## Exercise description
Filter the records below for the word "stürzte". Copy each line that holds it.

## Records shown
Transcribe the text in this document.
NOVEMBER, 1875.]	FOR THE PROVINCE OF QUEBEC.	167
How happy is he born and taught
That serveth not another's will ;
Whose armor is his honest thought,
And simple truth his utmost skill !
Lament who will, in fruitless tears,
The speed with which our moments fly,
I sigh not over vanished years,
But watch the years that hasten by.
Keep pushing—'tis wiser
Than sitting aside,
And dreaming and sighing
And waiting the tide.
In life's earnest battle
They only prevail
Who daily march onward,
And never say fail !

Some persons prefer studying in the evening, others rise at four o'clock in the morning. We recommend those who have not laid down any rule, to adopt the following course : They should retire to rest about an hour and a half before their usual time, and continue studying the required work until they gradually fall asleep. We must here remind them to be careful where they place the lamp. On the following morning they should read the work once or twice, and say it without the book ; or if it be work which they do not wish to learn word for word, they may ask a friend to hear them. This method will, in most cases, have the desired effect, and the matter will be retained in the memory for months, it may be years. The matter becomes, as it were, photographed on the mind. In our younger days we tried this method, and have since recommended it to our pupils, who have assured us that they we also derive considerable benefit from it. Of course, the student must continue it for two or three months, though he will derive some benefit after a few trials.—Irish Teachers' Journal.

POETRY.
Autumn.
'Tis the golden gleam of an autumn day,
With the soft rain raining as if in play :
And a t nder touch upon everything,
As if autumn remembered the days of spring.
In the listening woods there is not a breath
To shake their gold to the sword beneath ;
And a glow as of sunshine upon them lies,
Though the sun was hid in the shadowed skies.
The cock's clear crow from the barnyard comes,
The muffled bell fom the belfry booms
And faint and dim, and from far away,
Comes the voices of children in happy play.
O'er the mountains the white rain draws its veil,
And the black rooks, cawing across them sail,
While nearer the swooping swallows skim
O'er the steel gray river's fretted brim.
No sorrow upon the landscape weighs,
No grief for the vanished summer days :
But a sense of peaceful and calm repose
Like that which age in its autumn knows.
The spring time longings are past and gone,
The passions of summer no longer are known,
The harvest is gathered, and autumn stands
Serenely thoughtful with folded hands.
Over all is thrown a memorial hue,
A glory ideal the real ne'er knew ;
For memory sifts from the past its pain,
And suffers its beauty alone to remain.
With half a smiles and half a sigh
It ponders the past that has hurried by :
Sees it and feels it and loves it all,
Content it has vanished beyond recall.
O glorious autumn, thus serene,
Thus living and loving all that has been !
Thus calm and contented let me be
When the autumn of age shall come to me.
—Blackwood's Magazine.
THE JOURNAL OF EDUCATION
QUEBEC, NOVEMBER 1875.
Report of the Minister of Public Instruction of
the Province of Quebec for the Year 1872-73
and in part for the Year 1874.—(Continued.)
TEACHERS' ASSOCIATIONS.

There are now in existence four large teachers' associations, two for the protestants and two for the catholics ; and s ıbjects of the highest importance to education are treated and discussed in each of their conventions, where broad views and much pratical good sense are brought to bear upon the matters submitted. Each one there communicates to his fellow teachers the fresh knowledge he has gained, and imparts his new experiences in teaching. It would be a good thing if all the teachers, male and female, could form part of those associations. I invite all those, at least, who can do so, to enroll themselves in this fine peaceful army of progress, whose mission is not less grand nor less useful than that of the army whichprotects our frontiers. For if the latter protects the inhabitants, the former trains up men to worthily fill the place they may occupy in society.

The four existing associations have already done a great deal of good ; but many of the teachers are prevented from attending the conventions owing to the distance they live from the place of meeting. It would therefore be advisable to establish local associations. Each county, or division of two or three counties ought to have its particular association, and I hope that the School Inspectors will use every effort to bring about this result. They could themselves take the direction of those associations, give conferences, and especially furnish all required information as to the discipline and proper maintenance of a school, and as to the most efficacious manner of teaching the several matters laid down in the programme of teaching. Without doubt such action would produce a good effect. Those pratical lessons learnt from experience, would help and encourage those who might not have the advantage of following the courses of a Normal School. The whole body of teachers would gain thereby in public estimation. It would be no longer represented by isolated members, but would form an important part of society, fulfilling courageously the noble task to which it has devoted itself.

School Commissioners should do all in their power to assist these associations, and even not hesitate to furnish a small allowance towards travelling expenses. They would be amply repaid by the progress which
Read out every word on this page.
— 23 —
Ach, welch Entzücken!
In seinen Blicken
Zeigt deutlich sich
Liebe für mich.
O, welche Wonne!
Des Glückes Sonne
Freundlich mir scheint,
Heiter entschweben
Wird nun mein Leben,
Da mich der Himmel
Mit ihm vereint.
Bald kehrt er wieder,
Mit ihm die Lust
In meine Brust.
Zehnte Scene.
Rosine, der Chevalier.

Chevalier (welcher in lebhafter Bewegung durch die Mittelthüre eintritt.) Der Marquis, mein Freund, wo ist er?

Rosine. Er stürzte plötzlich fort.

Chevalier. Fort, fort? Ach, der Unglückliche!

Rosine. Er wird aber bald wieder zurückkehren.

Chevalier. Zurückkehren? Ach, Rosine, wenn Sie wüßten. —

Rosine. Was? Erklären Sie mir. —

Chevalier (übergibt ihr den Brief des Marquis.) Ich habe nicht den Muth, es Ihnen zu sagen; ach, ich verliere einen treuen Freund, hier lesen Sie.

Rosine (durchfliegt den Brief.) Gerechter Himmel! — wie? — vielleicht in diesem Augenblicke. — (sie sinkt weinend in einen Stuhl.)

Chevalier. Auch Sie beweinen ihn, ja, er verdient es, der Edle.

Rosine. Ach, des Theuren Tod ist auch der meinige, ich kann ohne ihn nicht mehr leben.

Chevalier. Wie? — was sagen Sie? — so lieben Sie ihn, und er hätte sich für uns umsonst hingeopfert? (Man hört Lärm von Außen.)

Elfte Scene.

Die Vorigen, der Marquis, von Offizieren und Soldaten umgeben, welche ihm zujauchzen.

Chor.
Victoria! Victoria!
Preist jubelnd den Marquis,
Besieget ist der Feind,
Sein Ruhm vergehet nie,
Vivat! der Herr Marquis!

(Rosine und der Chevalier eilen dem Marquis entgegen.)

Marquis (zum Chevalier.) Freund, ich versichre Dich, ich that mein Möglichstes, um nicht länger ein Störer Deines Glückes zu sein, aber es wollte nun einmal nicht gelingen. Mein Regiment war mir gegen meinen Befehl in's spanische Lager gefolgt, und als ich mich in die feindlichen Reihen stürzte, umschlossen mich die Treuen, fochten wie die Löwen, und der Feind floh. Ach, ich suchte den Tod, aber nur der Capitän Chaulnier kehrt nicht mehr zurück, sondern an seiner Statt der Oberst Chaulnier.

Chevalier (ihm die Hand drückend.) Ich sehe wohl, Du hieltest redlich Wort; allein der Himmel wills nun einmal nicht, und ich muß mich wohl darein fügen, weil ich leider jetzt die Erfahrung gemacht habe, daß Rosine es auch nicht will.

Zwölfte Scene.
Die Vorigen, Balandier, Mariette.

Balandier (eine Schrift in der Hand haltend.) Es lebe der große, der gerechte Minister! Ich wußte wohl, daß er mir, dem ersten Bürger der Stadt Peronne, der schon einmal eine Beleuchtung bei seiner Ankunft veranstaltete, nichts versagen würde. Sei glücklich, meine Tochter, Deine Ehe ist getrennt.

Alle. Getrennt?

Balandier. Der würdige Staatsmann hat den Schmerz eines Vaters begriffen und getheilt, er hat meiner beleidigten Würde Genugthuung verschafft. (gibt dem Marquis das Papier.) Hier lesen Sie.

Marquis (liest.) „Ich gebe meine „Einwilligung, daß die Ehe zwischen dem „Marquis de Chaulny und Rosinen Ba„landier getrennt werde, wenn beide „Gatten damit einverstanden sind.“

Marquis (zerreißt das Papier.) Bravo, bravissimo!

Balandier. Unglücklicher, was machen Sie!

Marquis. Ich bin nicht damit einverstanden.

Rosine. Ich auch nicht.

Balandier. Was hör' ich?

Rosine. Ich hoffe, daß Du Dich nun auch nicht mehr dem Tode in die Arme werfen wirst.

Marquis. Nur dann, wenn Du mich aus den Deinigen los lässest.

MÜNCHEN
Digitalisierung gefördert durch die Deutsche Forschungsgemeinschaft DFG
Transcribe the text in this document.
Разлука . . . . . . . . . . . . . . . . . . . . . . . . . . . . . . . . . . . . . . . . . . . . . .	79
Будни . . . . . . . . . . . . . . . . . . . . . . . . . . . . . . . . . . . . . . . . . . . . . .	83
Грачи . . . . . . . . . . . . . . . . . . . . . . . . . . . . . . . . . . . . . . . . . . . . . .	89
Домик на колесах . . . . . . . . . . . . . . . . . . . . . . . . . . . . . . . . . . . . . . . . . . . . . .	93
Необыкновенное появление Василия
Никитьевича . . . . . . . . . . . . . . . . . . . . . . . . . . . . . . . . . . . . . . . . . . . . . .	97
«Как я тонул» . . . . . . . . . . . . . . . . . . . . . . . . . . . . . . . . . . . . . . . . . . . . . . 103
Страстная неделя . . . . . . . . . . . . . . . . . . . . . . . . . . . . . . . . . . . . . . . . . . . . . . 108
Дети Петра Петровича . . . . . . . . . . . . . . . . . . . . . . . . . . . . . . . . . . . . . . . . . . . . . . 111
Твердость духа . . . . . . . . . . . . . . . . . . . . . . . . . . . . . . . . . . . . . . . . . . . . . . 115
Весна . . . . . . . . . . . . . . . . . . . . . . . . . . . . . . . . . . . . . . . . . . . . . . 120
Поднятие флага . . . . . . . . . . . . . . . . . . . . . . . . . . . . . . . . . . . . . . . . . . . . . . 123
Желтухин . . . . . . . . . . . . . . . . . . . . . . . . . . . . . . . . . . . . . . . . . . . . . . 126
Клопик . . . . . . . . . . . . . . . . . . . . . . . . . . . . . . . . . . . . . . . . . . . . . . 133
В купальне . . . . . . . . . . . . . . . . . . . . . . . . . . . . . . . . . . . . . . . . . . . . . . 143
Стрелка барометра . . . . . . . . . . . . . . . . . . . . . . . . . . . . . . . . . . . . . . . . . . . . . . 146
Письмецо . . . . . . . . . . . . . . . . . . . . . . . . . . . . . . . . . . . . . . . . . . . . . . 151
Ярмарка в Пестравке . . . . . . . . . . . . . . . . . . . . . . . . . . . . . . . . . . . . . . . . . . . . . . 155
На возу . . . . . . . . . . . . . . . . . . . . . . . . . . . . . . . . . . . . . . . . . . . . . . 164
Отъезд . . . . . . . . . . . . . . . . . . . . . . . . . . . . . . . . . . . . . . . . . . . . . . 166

## Written solution
Rosine. Er stürzte plötzlich fort.
Marquis (zum Chevalier.) Freund, ich versichre Dich, ich that mein Möglichstes, um nicht länger ein Störer Deines Glückes zu sein, aber es wollte nun einmal nicht gelingen. Mein Regiment war mir gegen meinen Befehl in's spanische Lager gefolgt, und als ich mich in die feindlichen Reihen stürzte, umschlossen mich die Treuen, fochten wie die Löwen, und der Feind floh. Ach, ich suchte den Tod, aber nur der Capitän Chaulnier kehrt nicht mehr zurück, sondern an seiner Statt der Oberst Chaulnier.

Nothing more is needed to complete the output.